Collection entries
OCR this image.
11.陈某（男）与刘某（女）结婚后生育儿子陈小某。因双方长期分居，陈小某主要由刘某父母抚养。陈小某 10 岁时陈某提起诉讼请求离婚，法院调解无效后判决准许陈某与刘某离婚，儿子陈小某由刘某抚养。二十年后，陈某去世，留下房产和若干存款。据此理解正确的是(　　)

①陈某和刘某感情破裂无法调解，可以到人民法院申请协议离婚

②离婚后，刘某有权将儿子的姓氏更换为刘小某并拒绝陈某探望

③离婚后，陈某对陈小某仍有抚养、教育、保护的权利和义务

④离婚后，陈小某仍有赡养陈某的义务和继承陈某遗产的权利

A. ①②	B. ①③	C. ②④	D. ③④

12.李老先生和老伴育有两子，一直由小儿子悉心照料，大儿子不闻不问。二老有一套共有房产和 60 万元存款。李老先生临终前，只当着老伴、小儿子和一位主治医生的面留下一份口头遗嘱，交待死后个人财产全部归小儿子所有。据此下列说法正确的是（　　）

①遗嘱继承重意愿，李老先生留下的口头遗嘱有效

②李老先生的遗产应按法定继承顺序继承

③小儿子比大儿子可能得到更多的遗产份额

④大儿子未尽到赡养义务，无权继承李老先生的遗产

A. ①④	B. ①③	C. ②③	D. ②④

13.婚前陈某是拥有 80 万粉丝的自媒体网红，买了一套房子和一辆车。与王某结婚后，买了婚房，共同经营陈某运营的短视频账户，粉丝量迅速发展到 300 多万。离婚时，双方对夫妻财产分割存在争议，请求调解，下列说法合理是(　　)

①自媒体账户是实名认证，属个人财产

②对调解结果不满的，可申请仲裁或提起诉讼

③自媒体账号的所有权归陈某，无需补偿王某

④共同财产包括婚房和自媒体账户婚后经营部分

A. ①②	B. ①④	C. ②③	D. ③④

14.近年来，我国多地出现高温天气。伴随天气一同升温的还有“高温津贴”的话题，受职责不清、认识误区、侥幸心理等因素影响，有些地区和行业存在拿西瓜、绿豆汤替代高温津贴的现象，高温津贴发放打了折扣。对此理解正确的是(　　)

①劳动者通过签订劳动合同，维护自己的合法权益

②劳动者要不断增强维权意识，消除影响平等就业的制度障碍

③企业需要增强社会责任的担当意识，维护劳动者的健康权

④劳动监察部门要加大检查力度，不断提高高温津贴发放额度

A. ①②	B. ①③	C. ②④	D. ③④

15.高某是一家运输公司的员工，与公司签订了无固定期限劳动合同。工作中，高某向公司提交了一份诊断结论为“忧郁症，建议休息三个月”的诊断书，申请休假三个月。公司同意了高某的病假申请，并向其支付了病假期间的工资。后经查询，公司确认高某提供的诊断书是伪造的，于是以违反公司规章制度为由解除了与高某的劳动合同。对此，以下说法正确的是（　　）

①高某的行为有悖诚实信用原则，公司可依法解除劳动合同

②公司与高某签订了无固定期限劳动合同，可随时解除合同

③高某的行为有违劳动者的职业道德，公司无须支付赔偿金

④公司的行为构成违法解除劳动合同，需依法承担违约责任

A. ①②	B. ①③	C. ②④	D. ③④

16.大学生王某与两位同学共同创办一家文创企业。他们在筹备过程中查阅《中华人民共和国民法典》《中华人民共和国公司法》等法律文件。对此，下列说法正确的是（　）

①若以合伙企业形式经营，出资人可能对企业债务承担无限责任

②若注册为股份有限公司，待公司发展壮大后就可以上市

| WHAT TO PRODUCE |
Using the listing above, please repeat every entry exactly.

| EXERCISE SOLUTION |
OCR this image.
11.陈某（男）与刘某（女）结婚后生育儿子陈小某。因双方长期分居，陈小某主要由刘某父母抚养。陈小某 10 岁时陈某提起诉讼请求离婚，法院调解无效后判决准许陈某与刘某离婚，儿子陈小某由刘某抚养。二十年后，陈某去世，留下房产和若干存款。据此理解正确的是(　　)

①陈某和刘某感情破裂无法调解，可以到人民法院申请协议离婚

②离婚后，刘某有权将儿子的姓氏更换为刘小某并拒绝陈某探望

③离婚后，陈某对陈小某仍有抚养、教育、保护的权利和义务

④离婚后，陈小某仍有赡养陈某的义务和继承陈某遗产的权利

A. ①②	B. ①③	C. ②④	D. ③④

12.李老先生和老伴育有两子，一直由小儿子悉心照料，大儿子不闻不问。二老有一套共有房产和 60 万元存款。李老先生临终前，只当着老伴、小儿子和一位主治医生的面留下一份口头遗嘱，交待死后个人财产全部归小儿子所有。据此下列说法正确的是（　　）

①遗嘱继承重意愿，李老先生留下的口头遗嘱有效

②李老先生的遗产应按法定继承顺序继承

③小儿子比大儿子可能得到更多的遗产份额

④大儿子未尽到赡养义务，无权继承李老先生的遗产

A. ①④	B. ①③	C. ②③	D. ②④

13.婚前陈某是拥有 80 万粉丝的自媒体网红，买了一套房子和一辆车。与王某结婚后，买了婚房，共同经营陈某运营的短视频账户，粉丝量迅速发展到 300 多万。离婚时，双方对夫妻财产分割存在争议，请求调解，下列说法合理是(　　)

①自媒体账户是实名认证，属个人财产

②对调解结果不满的，可申请仲裁或提起诉讼

③自媒体账号的所有权归陈某，无需补偿王某

④共同财产包括婚房和自媒体账户婚后经营部分

A. ①②	B. ①④	C. ②③	D. ③④

14.近年来，我国多地出现高温天气。伴随天气一同升温的还有“高温津贴”的话题，受职责不清、认识误区、侥幸心理等因素影响，有些地区和行业存在拿西瓜、绿豆汤替代高温津贴的现象，高温津贴发放打了折扣。对此理解正确的是(　　)

①劳动者通过签订劳动合同，维护自己的合法权益

②劳动者要不断增强维权意识，消除影响平等就业的制度障碍

③企业需要增强社会责任的担当意识，维护劳动者的健康权

④劳动监察部门要加大检查力度，不断提高高温津贴发放额度

A. ①②	B. ①③	C. ②④	D. ③④

15.高某是一家运输公司的员工，与公司签订了无固定期限劳动合同。工作中，高某向公司提交了一份诊断结论为“忧郁症，建议休息三个月”的诊断书，申请休假三个月。公司同意了高某的病假申请，并向其支付了病假期间的工资。后经查询，公司确认高某提供的诊断书是伪造的，于是以违反公司规章制度为由解除了与高某的劳动合同。对此，以下说法正确的是（　　）

①高某的行为有悖诚实信用原则，公司可依法解除劳动合同

②公司与高某签订了无固定期限劳动合同，可随时解除合同

③高某的行为有违劳动者的职业道德，公司无须支付赔偿金

④公司的行为构成违法解除劳动合同，需依法承担违约责任

A. ①②	B. ①③	C. ②④	D. ③④

16.大学生王某与两位同学共同创办一家文创企业。他们在筹备过程中查阅《中华人民共和国民法典》《中华人民共和国公司法》等法律文件。对此，下列说法正确的是（　）

①若以合伙企业形式经营，出资人可能对企业债务承担无限责任

②若注册为股份有限公司，待公司发展壮大后就可以上市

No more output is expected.